*Требования*.
a. Перечислите все фрагменты текста о философии литературы, заключенные в круглые скобки.
b. Выведите дословно часть текста о философии литературы: начните с места, где стоят слова «В России философствуют», и остановитесь после слов «для аналитиков загадкой.».

*Текст страницы*.
::::

В России философствуют по поводу литературы все. По крайней мере, последние триста лет. Но ни фундаментальной монографии, ни учебника по философии литературы до сих пор нет. Такой труд, достаточный для того, чтобы сказать, что в России есть философия литературы, по-видимому, не может создать один человек. Много сделала для создания философии литературы русская религиозная философия, кое-что сделал народнический анализ литературы. Но религиозное и народническое литературоведение даже не приблизились к главному в анализе писательского мышления – не попытались понять логику формирования личности в России как сферы относительно автономной и от религиозных и от народнических смыслов, смысл внутренней свободы русского писателя пока остается для аналитиков загадкой.

Замечание Турбина подсказывает – писательская рефлексия в нынешнем рос­сийском литературоведении рассматривается как неспособная к само­развитию, ее логика все еще вырастает не из себя самой, не из собственной критическо-новаторской сути, а из логики сложившейся предметной реальности. Отсюда ее вывод – влияние литературоведческой рефлексии на жизнь как порождающее культурную динамику возможно лишь в результате разрушения существующей культуры и создания на ее раз­валинах новой, лучшей, идеальной (а по существу, нового варианта старой). В сложившемся российском литературоведении возникла ловушка – для разрушения одного и строительства другого, религиозного, либо народнического, теория как организующее начало способности повышать способность к рефлексии не нужна. Для этого нужна теория религиозного (инквизиция), либо революционного (революция) насилия, которая через себя и, следовательно, через свою внеположенность литературному творчеству объяснит специфику развития соборности и авторитарности, теорию формирования соборно-авторитарной державности, и, следовательно, литературы как результата этого теоретизирования. Логика и теория развития рефлексии, в том числе литературной рефлексии, литературного процесса, которая не совпадала бы с теорией религиозного, либо революционного насилия, не имеет смысла – в этом смысл ловушки.

::::

*Перечень записей*.
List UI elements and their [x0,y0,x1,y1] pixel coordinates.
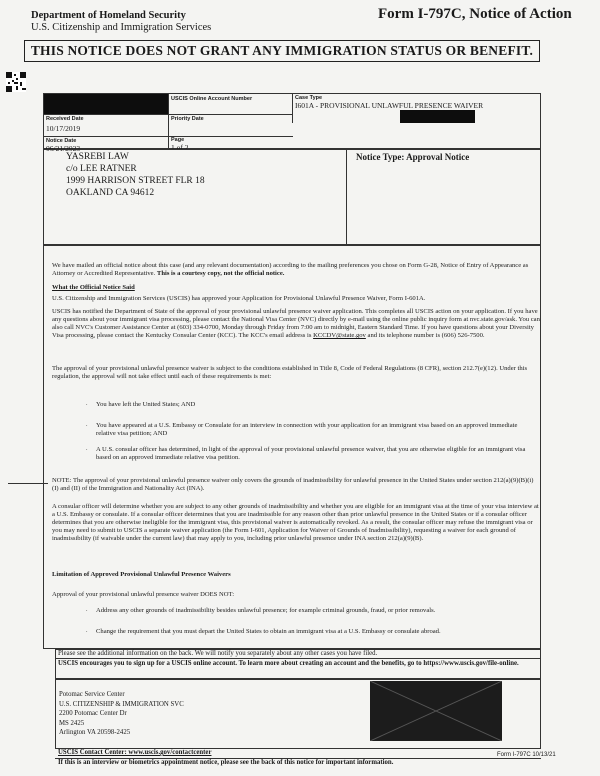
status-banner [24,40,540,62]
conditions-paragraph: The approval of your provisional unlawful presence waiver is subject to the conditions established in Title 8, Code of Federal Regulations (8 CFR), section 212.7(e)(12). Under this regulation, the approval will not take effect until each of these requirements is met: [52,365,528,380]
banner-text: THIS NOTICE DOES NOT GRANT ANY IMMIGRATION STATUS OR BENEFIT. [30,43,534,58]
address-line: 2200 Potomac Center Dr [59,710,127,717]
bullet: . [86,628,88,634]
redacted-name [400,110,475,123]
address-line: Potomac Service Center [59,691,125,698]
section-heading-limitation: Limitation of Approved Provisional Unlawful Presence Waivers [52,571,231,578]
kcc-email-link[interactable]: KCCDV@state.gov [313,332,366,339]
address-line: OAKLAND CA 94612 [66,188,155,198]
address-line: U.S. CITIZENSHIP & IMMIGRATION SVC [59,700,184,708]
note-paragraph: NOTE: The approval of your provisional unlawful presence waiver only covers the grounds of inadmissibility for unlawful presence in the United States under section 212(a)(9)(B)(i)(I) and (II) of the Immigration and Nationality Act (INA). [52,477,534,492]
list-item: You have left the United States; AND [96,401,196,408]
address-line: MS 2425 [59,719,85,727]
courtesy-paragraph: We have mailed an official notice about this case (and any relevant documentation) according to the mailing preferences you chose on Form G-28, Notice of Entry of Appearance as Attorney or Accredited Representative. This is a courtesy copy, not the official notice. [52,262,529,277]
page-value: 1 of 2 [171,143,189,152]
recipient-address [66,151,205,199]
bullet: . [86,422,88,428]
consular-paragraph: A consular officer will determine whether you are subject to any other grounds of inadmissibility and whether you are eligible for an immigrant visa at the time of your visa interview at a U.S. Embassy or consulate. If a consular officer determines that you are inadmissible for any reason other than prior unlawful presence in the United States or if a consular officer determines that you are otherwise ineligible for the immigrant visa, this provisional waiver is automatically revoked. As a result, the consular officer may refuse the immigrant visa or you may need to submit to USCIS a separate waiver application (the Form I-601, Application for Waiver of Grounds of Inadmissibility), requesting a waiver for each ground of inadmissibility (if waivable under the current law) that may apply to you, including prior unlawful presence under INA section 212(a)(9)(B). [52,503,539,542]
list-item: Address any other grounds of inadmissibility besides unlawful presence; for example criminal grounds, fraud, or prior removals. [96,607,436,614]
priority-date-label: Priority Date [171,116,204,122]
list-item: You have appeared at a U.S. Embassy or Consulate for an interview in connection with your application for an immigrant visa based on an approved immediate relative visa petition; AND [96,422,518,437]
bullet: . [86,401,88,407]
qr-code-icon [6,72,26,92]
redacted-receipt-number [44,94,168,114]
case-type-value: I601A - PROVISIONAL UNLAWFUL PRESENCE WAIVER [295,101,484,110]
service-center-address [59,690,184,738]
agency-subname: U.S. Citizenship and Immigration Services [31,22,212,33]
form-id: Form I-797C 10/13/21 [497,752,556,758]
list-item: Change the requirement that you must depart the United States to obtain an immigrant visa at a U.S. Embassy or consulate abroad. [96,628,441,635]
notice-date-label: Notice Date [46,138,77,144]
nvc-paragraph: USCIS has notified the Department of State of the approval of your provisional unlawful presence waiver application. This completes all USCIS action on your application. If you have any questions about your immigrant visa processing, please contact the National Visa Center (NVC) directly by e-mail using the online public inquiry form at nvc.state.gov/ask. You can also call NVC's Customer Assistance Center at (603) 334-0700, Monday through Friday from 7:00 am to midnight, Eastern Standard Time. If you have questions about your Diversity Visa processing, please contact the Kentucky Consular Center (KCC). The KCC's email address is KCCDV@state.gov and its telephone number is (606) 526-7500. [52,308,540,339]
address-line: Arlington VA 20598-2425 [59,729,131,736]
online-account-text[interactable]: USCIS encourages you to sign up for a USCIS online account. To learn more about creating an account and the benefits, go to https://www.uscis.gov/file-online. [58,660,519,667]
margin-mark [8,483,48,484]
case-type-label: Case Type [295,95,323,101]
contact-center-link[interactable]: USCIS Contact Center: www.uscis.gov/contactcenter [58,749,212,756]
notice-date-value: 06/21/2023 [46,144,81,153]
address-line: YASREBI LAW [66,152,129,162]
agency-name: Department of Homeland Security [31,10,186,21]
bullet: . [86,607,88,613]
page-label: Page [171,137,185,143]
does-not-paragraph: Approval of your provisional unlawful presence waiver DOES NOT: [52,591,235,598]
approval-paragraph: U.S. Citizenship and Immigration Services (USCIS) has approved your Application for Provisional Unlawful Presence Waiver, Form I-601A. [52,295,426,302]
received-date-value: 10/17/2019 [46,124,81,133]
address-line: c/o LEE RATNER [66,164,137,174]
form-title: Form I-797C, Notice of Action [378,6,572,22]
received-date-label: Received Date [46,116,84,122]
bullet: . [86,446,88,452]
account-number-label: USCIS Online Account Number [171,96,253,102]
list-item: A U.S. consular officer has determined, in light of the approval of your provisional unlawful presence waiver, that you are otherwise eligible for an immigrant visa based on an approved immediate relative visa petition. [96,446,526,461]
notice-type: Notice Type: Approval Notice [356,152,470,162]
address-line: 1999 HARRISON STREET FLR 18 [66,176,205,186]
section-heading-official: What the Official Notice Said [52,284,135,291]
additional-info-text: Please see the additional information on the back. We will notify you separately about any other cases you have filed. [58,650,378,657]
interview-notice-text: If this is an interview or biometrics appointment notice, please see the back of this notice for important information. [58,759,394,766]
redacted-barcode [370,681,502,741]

::::

*Результаты заданий*.
a.
- а по существу, нового варианта старой
- инквизиция
- революция

b.
В России философствуют по поводу литературы все. По крайней мере, последние триста лет. Но ни фундаментальной монографии, ни учебника по философии литературы до сих пор нет. Такой труд, достаточный для того, чтобы сказать, что в России есть философия литературы, по-видимому, не может создать один человек. Много сделала для создания философии литературы русская религиозная философия, кое-что сделал народнический анализ литературы. Но религиозное и народническое литературоведение даже не приблизились к главному в анализе писательского мышления – не попытались понять логику формирования личности в России как сферы относительно автономной и от религиозных и от народнических смыслов, смысл внутренней свободы русского писателя пока остается для аналитиков загадкой.